-- start of DATA SECTION --

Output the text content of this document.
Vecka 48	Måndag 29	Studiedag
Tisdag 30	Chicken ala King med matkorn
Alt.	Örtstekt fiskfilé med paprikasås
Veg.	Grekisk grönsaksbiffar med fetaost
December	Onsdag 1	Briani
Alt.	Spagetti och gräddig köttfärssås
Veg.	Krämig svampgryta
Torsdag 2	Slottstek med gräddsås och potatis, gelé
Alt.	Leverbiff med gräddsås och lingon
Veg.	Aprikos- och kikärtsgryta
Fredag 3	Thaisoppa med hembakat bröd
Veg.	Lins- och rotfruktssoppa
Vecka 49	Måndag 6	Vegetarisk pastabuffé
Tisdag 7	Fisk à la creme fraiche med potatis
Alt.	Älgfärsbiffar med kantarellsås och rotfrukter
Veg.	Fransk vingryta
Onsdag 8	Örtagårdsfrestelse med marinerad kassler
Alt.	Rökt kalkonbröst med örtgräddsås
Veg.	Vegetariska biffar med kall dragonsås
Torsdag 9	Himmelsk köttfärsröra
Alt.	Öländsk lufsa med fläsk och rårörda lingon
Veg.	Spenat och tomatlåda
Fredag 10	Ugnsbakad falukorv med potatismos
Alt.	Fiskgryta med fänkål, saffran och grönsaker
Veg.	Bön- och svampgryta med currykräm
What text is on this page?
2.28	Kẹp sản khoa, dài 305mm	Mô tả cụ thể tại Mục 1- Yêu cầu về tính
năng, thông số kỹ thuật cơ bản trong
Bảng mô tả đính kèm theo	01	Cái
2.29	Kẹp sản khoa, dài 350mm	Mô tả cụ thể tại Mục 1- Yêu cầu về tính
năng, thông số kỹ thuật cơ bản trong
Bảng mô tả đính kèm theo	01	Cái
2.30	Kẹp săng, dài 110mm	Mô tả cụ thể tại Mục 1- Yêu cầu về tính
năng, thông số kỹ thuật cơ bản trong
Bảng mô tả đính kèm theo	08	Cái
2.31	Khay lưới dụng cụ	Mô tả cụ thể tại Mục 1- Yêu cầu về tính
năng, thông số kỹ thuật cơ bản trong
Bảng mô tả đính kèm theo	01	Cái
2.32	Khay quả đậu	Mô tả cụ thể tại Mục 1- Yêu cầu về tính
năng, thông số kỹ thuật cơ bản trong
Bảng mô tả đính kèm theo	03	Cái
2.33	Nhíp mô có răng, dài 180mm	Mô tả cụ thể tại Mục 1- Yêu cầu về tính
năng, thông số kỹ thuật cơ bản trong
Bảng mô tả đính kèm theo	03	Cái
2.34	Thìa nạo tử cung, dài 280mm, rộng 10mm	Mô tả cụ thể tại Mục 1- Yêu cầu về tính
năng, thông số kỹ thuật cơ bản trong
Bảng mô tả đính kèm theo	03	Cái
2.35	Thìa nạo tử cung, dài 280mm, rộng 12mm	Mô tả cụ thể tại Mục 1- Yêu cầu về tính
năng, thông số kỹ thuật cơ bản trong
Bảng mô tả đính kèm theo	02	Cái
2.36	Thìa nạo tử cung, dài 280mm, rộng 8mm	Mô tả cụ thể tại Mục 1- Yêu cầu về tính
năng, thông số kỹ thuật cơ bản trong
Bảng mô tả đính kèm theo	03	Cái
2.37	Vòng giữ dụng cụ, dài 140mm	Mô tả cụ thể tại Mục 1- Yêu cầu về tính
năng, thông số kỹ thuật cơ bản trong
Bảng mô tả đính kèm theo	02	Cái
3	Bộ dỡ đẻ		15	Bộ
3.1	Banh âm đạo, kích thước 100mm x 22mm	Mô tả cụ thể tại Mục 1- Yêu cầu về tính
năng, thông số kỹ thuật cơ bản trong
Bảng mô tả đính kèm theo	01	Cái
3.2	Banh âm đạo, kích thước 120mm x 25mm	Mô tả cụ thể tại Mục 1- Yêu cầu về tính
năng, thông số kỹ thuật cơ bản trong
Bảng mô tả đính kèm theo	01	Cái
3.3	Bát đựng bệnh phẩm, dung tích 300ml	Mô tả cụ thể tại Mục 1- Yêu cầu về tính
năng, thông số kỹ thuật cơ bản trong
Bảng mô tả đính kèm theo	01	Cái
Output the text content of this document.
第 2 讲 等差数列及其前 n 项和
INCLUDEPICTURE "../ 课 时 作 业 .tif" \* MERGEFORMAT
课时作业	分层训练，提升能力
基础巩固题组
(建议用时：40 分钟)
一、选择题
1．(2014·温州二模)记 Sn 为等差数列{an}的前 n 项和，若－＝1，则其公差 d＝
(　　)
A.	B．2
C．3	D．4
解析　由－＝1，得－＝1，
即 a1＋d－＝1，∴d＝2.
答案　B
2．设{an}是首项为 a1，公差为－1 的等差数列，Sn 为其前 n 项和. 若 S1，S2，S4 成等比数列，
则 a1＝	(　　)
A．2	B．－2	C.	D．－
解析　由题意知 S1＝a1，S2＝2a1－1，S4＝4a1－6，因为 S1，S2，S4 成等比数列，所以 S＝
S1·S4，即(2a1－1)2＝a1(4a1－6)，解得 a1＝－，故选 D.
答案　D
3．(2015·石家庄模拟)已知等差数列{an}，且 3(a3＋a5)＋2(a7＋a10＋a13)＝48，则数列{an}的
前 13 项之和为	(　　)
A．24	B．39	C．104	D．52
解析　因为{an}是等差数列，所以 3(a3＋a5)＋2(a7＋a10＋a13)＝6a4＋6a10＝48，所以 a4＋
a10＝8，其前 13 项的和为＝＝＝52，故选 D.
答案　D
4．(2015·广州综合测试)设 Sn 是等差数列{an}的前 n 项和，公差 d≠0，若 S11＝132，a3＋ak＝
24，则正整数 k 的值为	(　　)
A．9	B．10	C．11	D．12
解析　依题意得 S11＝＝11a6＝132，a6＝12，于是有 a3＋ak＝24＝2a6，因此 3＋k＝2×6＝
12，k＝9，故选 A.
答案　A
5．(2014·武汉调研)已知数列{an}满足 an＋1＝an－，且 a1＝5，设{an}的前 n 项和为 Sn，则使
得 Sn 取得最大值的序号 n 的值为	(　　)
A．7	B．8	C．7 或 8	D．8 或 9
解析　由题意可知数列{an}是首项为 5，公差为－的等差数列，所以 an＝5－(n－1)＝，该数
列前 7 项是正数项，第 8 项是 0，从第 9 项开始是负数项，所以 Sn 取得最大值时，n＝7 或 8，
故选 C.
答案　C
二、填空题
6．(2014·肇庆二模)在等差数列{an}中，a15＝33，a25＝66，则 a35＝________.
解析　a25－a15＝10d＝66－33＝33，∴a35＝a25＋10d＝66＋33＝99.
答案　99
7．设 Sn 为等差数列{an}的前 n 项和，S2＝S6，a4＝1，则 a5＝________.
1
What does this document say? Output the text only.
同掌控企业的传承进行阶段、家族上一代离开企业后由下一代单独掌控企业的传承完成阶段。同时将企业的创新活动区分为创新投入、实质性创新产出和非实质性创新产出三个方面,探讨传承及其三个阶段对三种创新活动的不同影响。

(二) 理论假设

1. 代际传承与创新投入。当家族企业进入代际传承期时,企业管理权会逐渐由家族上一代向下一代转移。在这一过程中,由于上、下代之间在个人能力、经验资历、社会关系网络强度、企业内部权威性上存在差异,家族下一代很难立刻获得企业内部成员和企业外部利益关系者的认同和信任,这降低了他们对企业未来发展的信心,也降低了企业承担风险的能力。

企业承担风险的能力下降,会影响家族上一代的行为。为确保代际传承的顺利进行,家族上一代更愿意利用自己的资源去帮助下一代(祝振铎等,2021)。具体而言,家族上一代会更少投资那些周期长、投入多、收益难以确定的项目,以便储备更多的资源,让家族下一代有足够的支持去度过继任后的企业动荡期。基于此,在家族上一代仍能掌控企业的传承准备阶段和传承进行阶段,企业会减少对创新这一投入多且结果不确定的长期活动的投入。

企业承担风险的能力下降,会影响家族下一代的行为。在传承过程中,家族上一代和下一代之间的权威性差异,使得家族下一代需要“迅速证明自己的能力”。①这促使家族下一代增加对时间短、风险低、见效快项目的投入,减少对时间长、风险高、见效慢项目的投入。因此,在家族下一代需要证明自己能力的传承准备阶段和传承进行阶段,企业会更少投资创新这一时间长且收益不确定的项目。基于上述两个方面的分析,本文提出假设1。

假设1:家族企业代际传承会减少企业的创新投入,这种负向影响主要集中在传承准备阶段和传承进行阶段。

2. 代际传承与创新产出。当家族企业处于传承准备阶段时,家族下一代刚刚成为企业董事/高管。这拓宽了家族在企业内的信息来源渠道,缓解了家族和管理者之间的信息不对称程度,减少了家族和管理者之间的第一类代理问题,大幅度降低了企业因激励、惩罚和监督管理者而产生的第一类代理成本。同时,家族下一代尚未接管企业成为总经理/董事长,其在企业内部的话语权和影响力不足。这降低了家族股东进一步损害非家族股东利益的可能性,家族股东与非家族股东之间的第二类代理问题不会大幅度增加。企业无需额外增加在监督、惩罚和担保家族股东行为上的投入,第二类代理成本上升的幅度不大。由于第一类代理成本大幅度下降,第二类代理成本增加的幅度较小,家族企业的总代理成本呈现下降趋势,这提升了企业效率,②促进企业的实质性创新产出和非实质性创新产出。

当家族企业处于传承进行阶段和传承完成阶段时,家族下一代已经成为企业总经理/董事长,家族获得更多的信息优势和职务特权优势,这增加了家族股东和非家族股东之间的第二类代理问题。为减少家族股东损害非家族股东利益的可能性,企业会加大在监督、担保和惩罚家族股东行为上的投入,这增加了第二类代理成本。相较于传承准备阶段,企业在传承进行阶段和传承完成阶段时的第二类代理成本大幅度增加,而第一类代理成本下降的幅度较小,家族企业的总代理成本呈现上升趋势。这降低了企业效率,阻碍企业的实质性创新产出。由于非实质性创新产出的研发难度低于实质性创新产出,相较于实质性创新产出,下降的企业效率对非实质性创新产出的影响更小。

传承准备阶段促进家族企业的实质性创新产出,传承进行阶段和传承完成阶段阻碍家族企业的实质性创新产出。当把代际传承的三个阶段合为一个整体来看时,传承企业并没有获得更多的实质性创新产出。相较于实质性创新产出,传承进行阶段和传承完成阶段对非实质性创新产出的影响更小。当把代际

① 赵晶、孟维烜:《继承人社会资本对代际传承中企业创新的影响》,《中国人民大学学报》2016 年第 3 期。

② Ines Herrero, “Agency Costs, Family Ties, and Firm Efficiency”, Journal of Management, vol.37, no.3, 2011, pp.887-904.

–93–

-- end of DATA SECTION --

▶ **TASK DESCRIPTION**
Copy out each line of the entries that holds "Fredag".

▶ **RESPONSE FOR THIS EXERCISE**
Fredag 3	Thaisoppa med hembakat bröd
Fredag 10	Ugnsbakad falukorv med potatismos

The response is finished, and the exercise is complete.